What you need to do ->
Go through the material below and copy all lines with "Calculator".
### Supplied records ###
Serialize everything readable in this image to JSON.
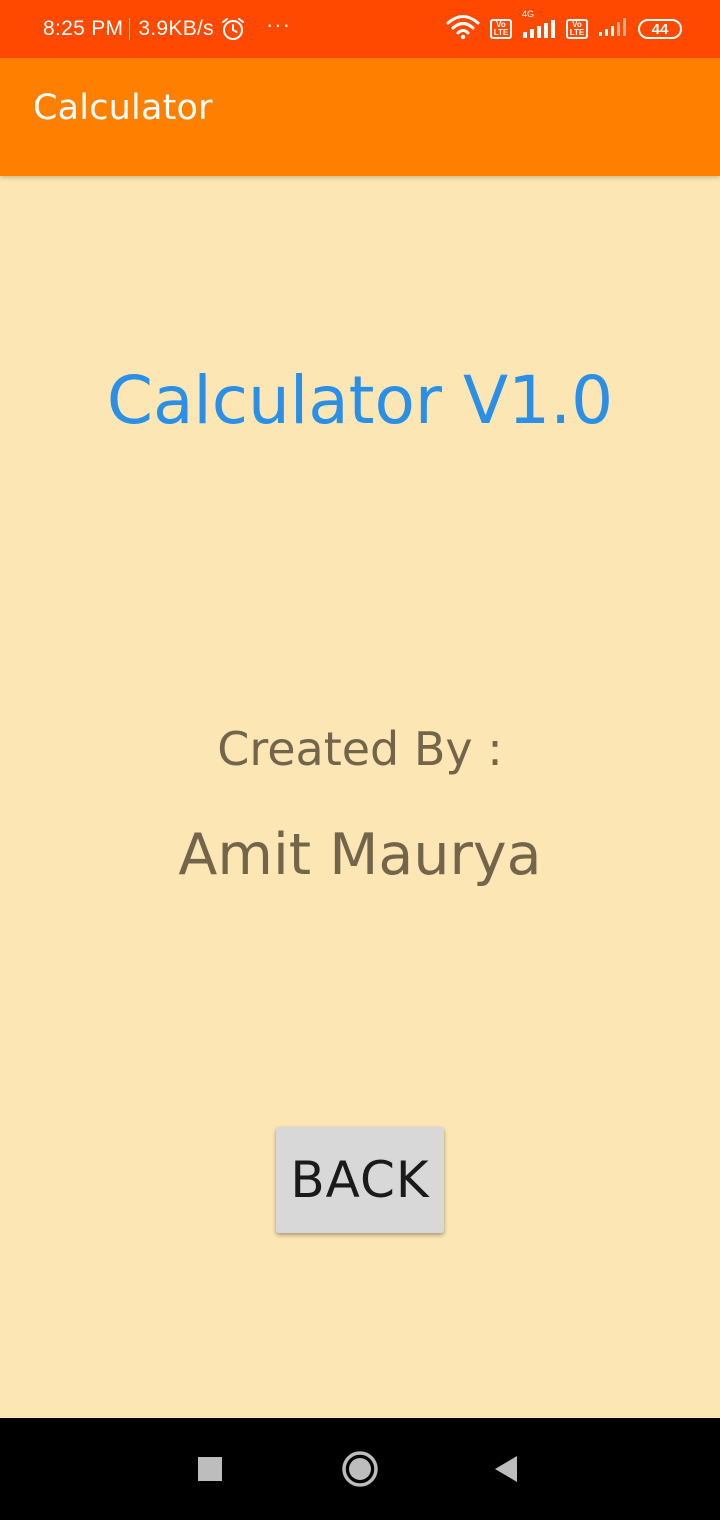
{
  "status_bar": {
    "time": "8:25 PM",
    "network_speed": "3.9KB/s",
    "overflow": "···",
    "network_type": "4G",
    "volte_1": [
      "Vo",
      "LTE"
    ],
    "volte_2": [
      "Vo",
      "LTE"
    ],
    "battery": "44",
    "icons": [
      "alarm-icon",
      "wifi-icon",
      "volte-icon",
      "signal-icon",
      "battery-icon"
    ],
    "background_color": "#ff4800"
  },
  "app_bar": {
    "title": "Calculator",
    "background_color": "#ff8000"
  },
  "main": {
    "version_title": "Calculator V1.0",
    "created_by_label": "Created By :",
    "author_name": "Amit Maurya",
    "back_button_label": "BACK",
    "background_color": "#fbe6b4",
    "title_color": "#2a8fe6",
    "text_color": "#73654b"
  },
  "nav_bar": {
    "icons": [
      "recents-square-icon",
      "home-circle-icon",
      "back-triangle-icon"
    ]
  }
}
###
### Supplied records ###
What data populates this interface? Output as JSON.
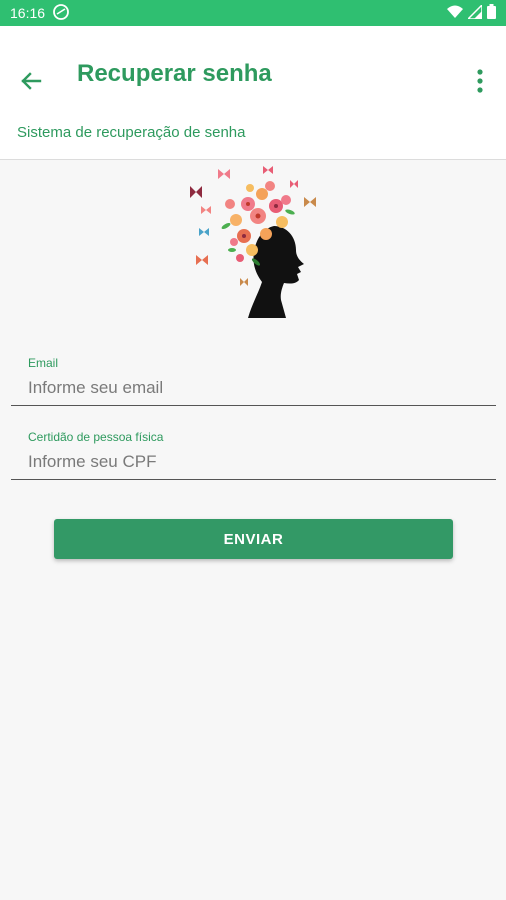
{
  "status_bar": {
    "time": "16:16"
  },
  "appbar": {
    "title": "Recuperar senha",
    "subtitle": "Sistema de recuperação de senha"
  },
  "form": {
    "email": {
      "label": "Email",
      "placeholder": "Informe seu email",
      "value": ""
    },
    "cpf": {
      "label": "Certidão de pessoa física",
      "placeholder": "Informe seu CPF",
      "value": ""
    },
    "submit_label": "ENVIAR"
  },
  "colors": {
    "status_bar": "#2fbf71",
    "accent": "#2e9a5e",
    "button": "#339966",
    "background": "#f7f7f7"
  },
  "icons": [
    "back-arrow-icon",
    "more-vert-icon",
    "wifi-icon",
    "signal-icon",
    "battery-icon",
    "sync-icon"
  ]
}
###
Correct answer ->
    "title": "Calculator",
    "version_title": "Calculator V1.0",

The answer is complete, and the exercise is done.